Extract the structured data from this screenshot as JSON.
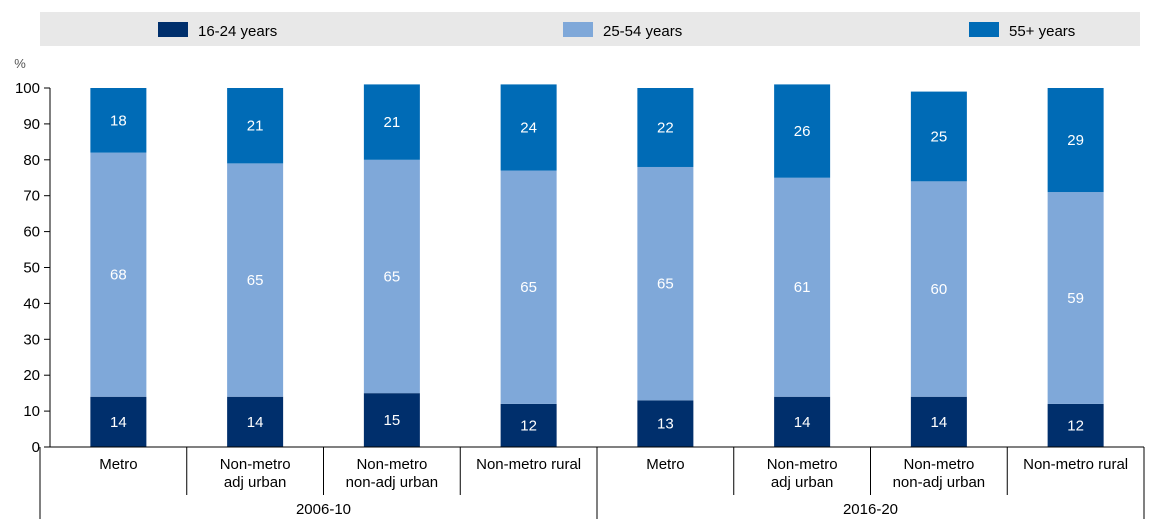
{
  "chart_data": {
    "type": "bar",
    "stacked": true,
    "groups": [
      {
        "label": "2006-10",
        "categories": [
          "Metro",
          "Non-metro\nadj urban",
          "Non-metro\nnon-adj urban",
          "Non-metro rural"
        ]
      },
      {
        "label": "2016-20",
        "categories": [
          "Metro",
          "Non-metro\nadj urban",
          "Non-metro\nnon-adj urban",
          "Non-metro rural"
        ]
      }
    ],
    "categories": [
      "Metro",
      "Non-metro\nadj urban",
      "Non-metro\nnon-adj urban",
      "Non-metro rural",
      "Metro",
      "Non-metro\nadj urban",
      "Non-metro\nnon-adj urban",
      "Non-metro rural"
    ],
    "series": [
      {
        "name": "16-24 years",
        "color": "#002F6C",
        "values": [
          14,
          14,
          15,
          12,
          13,
          14,
          14,
          12
        ]
      },
      {
        "name": "25-54 years",
        "color": "#7FA8D9",
        "values": [
          68,
          65,
          65,
          65,
          65,
          61,
          60,
          59
        ]
      },
      {
        "name": "55+ years",
        "color": "#006BB6",
        "values": [
          18,
          21,
          21,
          24,
          22,
          26,
          25,
          29
        ]
      }
    ],
    "value_labels": [
      [
        14,
        14,
        15,
        12,
        13,
        14,
        14,
        12
      ],
      [
        68,
        65,
        65,
        65,
        65,
        61,
        60,
        59
      ],
      [
        18,
        21,
        21,
        24,
        22,
        26,
        25,
        29
      ]
    ],
    "ylabel": "%",
    "ylim": [
      0,
      100
    ],
    "yticks": [
      0,
      10,
      20,
      30,
      40,
      50,
      60,
      70,
      80,
      90,
      100
    ],
    "grid": false,
    "legend_position": "top"
  }
}
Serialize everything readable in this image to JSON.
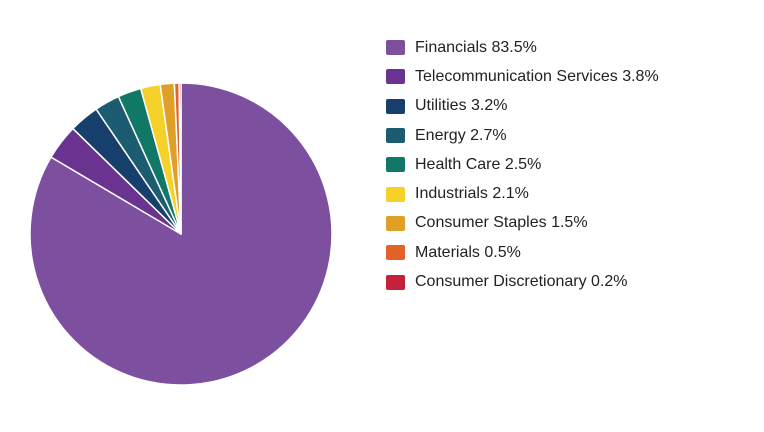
{
  "chart_data": {
    "type": "pie",
    "slices": [
      {
        "label": "Financials",
        "value": 83.5,
        "value_text": "83.5%",
        "color": "#7d4f9f"
      },
      {
        "label": "Telecommunication Services",
        "value": 3.8,
        "value_text": "3.8%",
        "color": "#6a3390"
      },
      {
        "label": "Utilities",
        "value": 3.2,
        "value_text": "3.2%",
        "color": "#163f6b"
      },
      {
        "label": "Energy",
        "value": 2.7,
        "value_text": "2.7%",
        "color": "#1c5c70"
      },
      {
        "label": "Health Care",
        "value": 2.5,
        "value_text": "2.5%",
        "color": "#117766"
      },
      {
        "label": "Industrials",
        "value": 2.1,
        "value_text": "2.1%",
        "color": "#f5d129"
      },
      {
        "label": "Consumer Staples",
        "value": 1.5,
        "value_text": "1.5%",
        "color": "#e0a028"
      },
      {
        "label": "Materials",
        "value": 0.5,
        "value_text": "0.5%",
        "color": "#e2622a"
      },
      {
        "label": "Consumer Discretionary",
        "value": 0.2,
        "value_text": "0.2%",
        "color": "#c4213b"
      }
    ],
    "legend_position": "right",
    "start_angle": "top",
    "direction": "clockwise"
  }
}
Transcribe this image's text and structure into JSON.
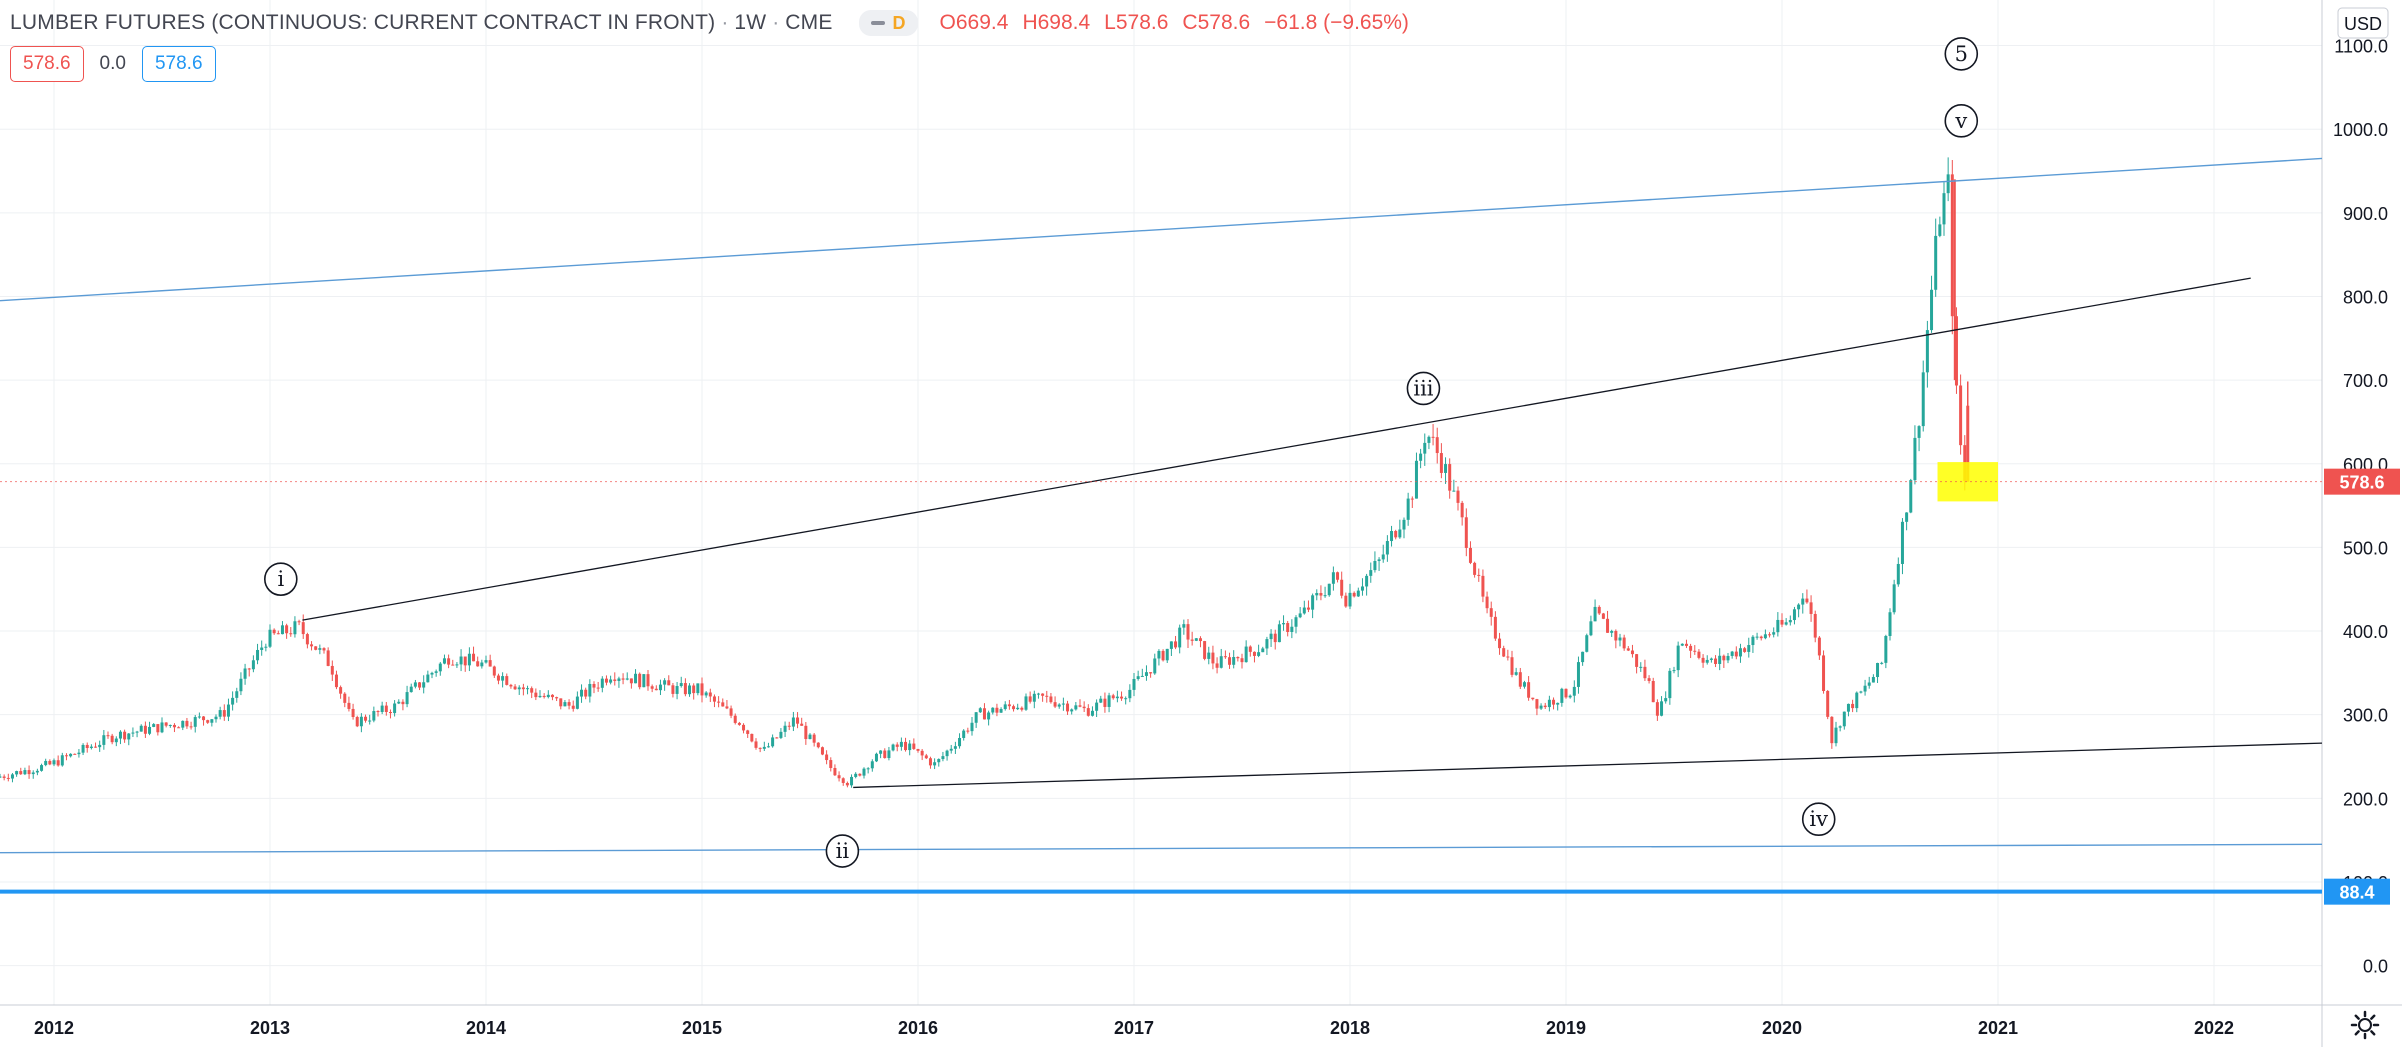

==========

**Your objective**
Gather each line in these records that contains the string "rural".

**Complete response**
          "Non-metro rural"
          "Non-metro rural"
      "Non-metro rural",
      "Non-metro rural"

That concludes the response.